__Your goal__. Retype, without changes, every line from the line that contains "Read all visible content and emit it as JSON." through the final line of the records. Exclude pictures.

Entries from a dataset:
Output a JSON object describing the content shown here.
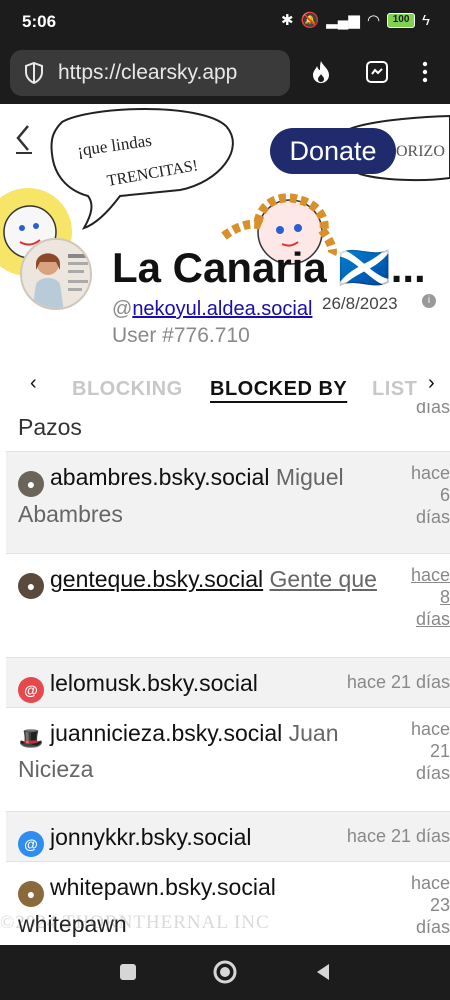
{
  "status": {
    "time": "5:06",
    "battery": "100"
  },
  "browser": {
    "url": "https://clearsky.app"
  },
  "banner": {
    "donate_label": "Donate",
    "speech_left": "¡que lindas TRENCITAS!",
    "speech_right": "ORIZO"
  },
  "profile": {
    "display_name": "La Canaria 🏴󠁧󠁢󠁳󠁣󠁴󠁿...",
    "handle_prefix": "@",
    "handle": "nekoyul.aldea.social",
    "joined": "26/8/2023",
    "user_number": "User #776.710"
  },
  "tabs": [
    {
      "label": "BLOCKING"
    },
    {
      "label": "BLOCKED BY"
    },
    {
      "label": "LIST"
    }
  ],
  "rows": [
    {
      "handle": "",
      "display": "Pazos",
      "time": "días"
    },
    {
      "handle": "abambres.bsky.social",
      "display": "Miguel Abambres",
      "time": "hace 6 días"
    },
    {
      "handle": "genteque.bsky.social",
      "display": "Gente que",
      "time": "hace 8 días"
    },
    {
      "handle": "lelomusk.bsky.social",
      "display": "",
      "time": "hace 21 días"
    },
    {
      "handle": "juannicieza.bsky.social",
      "display": "Juan Nicieza",
      "time": "hace 21 días"
    },
    {
      "handle": "jonnykkr.bsky.social",
      "display": "",
      "time": "hace 21 días"
    },
    {
      "handle": "whitepawn.bsky.social",
      "display": "whitepawn",
      "time": "hace 23 días"
    }
  ],
  "watermark": "©2024 THORNTHERNAL INC",
  "colors": {
    "donate_bg": "#1f2b6c",
    "link": "#1a0dab",
    "alt_row": "#f2f2f2"
  }
}
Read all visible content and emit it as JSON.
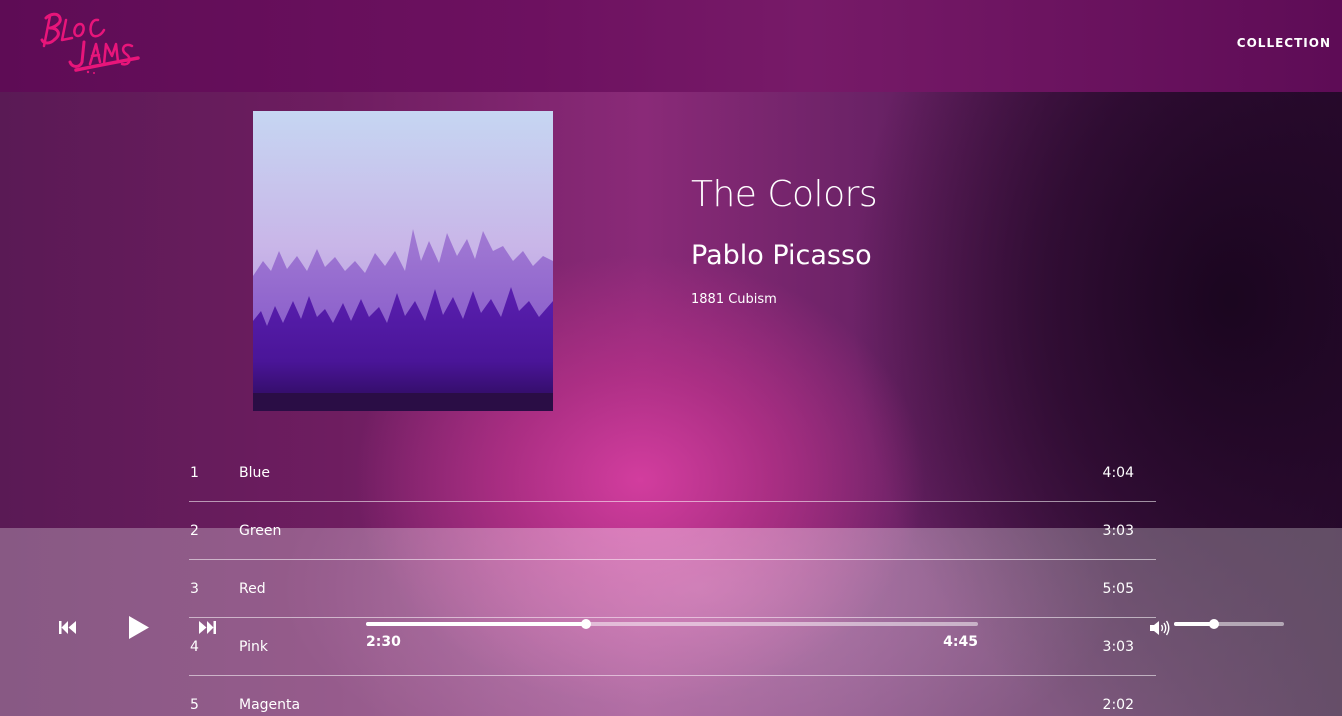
{
  "nav": {
    "logo_text": "Bloc Jams",
    "collection_link": "COLLECTION"
  },
  "album": {
    "title": "The Colors",
    "artist": "Pablo Picasso",
    "details": "1881 Cubism",
    "cover_icon": "misty-purple-forest-image"
  },
  "songs": [
    {
      "number": "1",
      "title": "Blue",
      "duration": "4:04"
    },
    {
      "number": "2",
      "title": "Green",
      "duration": "3:03"
    },
    {
      "number": "3",
      "title": "Red",
      "duration": "5:05"
    },
    {
      "number": "4",
      "title": "Pink",
      "duration": "3:03"
    },
    {
      "number": "5",
      "title": "Magenta",
      "duration": "2:02"
    }
  ],
  "player": {
    "previous_icon": "previous-track-icon",
    "play_icon": "play-icon",
    "next_icon": "next-track-icon",
    "volume_icon": "volume-icon",
    "current_time": "2:30",
    "total_time": "4:45",
    "seek_fraction": 0.36,
    "volume_fraction": 0.36
  },
  "colors": {
    "logo_pink": "#e8157a",
    "nav_bg": "#6d1160",
    "highlight_magenta": "#d63ea0"
  }
}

__The output__.
Read all visible content and emit it as JSON.
{
  "nav": {
    "logo_text": "Bloc Jams",
    "collection_link": "COLLECTION"
  },
  "album": {
    "title": "The Colors",
    "artist": "Pablo Picasso",
    "details": "1881 Cubism",
    "cover_icon": "misty-purple-forest-image"
  },
  "songs": [
    {
      "number": "1",
      "title": "Blue",
      "duration": "4:04"
    },
    {
      "number": "2",
      "title": "Green",
      "duration": "3:03"
    },
    {
      "number": "3",
      "title": "Red",
      "duration": "5:05"
    },
    {
      "number": "4",
      "title": "Pink",
      "duration": "3:03"
    },
    {
      "number": "5",
      "title": "Magenta",
      "duration": "2:02"
    }
  ],
  "player": {
    "previous_icon": "previous-track-icon",
    "play_icon": "play-icon",
    "next_icon": "next-track-icon",
    "volume_icon": "volume-icon",
    "current_time": "2:30",
    "total_time": "4:45",
    "seek_fraction": 0.36,
    "volume_fraction": 0.36
  },
  "colors": {
    "logo_pink": "#e8157a",
    "nav_bg": "#6d1160",
    "highlight_magenta": "#d63ea0"
  }
}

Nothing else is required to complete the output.